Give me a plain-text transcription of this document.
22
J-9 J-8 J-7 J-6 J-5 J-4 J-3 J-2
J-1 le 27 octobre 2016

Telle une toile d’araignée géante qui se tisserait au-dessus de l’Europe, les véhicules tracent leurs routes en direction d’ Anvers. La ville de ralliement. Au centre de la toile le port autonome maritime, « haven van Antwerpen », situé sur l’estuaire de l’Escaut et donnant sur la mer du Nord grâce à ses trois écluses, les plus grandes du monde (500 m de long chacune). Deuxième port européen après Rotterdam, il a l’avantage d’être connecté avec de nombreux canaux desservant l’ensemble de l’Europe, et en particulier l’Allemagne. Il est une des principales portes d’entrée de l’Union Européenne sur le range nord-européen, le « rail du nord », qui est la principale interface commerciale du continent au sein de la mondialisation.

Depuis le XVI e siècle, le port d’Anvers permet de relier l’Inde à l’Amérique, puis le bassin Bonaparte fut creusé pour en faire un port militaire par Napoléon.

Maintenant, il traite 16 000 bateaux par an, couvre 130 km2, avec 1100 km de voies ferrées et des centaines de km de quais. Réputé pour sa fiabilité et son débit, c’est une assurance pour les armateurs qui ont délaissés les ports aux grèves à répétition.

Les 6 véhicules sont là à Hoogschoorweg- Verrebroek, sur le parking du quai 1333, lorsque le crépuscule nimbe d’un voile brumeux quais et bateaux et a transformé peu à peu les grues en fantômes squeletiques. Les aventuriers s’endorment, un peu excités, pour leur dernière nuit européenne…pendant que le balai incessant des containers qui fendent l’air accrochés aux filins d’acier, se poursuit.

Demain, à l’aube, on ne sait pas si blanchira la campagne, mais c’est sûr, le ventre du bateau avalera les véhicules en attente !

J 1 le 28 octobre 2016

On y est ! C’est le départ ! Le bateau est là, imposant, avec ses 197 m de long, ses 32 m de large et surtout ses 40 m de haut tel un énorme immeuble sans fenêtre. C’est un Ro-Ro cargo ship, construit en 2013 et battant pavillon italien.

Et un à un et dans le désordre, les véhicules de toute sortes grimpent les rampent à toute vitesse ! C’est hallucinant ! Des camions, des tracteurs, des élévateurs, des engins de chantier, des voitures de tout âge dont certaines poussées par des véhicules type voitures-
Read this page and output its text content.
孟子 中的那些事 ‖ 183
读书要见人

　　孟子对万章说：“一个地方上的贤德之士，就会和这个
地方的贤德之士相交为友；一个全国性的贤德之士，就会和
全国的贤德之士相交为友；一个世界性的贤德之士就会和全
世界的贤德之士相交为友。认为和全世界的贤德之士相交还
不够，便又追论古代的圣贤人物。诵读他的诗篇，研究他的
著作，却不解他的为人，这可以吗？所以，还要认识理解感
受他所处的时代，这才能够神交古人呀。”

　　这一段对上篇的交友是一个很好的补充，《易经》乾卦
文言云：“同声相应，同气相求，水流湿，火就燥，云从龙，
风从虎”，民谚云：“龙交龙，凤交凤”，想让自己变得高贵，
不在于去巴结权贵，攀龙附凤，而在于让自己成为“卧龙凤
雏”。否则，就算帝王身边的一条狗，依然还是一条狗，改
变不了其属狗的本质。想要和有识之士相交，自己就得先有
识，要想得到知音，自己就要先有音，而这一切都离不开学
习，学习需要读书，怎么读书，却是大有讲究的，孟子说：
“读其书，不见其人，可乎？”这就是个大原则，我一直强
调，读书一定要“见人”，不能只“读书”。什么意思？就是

__________________________________________________

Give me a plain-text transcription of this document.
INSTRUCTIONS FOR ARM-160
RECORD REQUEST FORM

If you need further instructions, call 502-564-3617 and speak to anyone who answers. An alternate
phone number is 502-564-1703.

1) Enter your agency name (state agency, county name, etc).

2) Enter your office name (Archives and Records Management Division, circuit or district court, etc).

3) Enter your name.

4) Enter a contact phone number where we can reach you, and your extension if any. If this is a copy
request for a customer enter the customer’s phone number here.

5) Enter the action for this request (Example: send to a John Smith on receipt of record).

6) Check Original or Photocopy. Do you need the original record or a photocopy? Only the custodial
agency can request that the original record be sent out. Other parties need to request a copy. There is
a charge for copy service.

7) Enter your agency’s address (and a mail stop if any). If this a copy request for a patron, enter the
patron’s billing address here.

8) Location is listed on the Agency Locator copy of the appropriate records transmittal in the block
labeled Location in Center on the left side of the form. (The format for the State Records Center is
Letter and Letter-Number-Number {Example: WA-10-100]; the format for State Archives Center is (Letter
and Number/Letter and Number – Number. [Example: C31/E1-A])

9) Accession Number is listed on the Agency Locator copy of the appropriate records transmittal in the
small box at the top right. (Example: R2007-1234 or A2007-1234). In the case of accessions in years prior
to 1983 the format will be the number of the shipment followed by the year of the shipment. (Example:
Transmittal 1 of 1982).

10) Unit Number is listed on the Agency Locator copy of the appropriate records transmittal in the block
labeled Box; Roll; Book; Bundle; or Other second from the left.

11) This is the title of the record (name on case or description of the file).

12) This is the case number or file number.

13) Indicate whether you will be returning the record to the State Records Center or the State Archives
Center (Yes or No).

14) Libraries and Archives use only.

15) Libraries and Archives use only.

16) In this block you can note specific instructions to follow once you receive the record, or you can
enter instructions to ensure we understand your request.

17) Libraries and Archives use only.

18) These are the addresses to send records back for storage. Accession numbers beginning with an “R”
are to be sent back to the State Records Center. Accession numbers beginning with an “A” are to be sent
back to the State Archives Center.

__________________________________________________

JOB: State, as a bare number, how many lines of the listing hold the word "with".

WRITTEN REPLY: 2